* **STATED GOAL**: Return the lines below that carry the word "public".

(Collected data)
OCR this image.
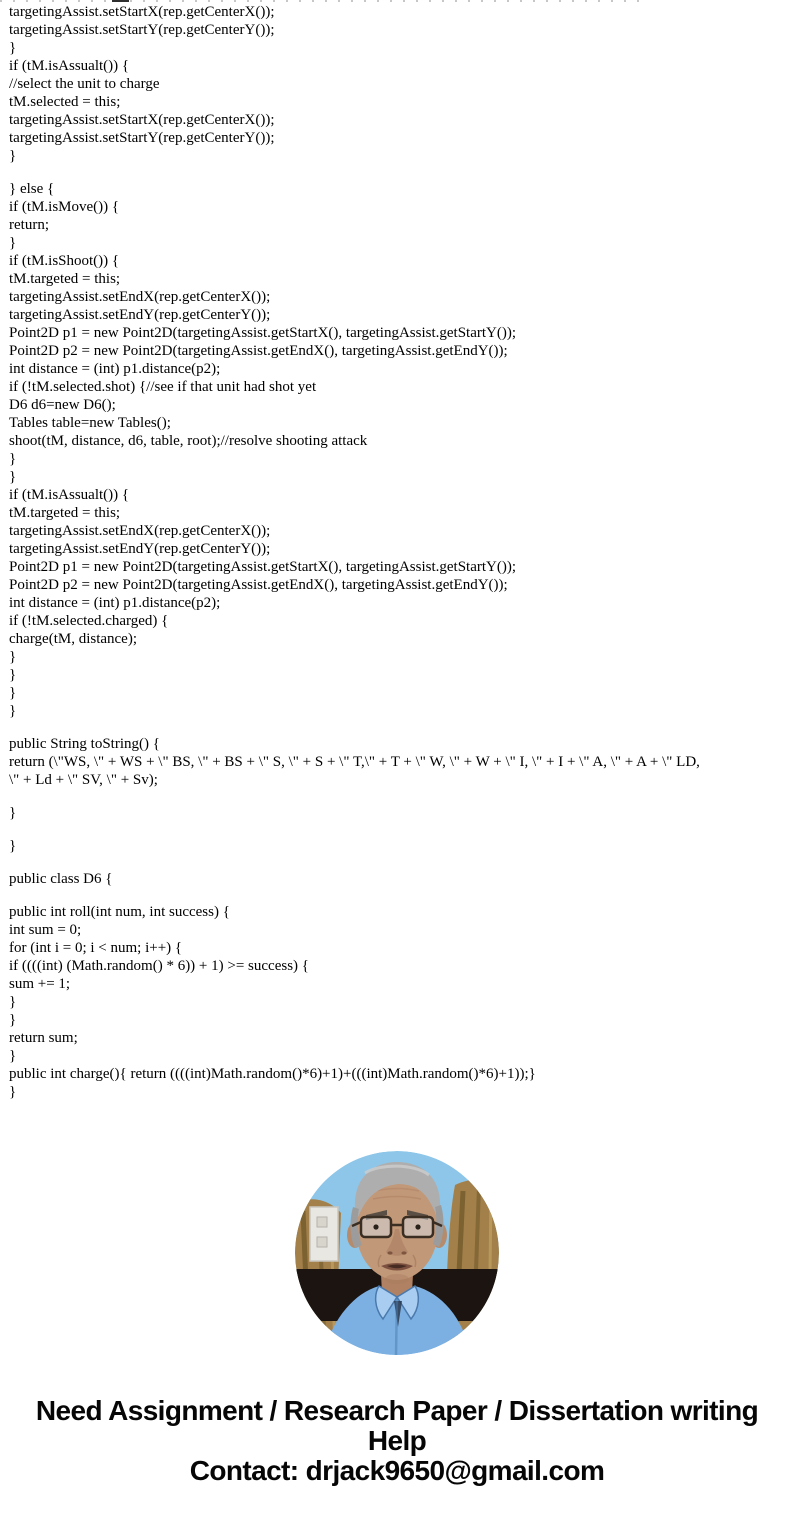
targetingAssist.setStartX(rep.getCenterX());
targetingAssist.setStartY(rep.getCenterY());
}
if (tM.isAssualt()) {
//select the unit to charge
tM.selected = this;
targetingAssist.setStartX(rep.getCenterX());
targetingAssist.setStartY(rep.getCenterY());
}
} else {
if (tM.isMove()) {
return;
}
if (tM.isShoot()) {
tM.targeted = this;
targetingAssist.setEndX(rep.getCenterX());
targetingAssist.setEndY(rep.getCenterY());
Point2D p1 = new Point2D(targetingAssist.getStartX(), targetingAssist.getStartY());
Point2D p2 = new Point2D(targetingAssist.getEndX(), targetingAssist.getEndY());
int distance = (int) p1.distance(p2);
if (!tM.selected.shot) {//see if that unit had shot yet
D6 d6=new D6();
Tables table=new Tables();
shoot(tM, distance, d6, table, root);//resolve shooting attack
}
}
if (tM.isAssualt()) {
tM.targeted = this;
targetingAssist.setEndX(rep.getCenterX());
targetingAssist.setEndY(rep.getCenterY());
Point2D p1 = new Point2D(targetingAssist.getStartX(), targetingAssist.getStartY());
Point2D p2 = new Point2D(targetingAssist.getEndX(), targetingAssist.getEndY());
int distance = (int) p1.distance(p2);
if (!tM.selected.charged) {
charge(tM, distance);
}
}
}
}
public String toString() {
return (\"WS, \" + WS + \" BS, \" + BS + \" S, \" + S + \" T,\" + T + \" W, \" + W + \" I, \" + I + \" A, \" + A + \" LD, \" + Ld + \" SV, \" + Sv);
}
}
public class D6 {
public int roll(int num, int success) {
int sum = 0;
for (int i = 0; i < num; i++) {
if ((((int) (Math.random() * 6)) + 1) >= success) {
sum += 1;
}
}
return sum;
}
public int charge(){ return ((((int)Math.random()*6)+1)+(((int)Math.random()*6)+1));}
}
Need Assignment / Research Paper / Dissertation writing Help
Contact: drjack9650@gmail.com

* **ANSWER BELOW**:
public String toString() {
public class D6 {
public int roll(int num, int success) {
public int charge(){ return ((((int)Math.random()*6)+1)+(((int)Math.random()*6)+1));}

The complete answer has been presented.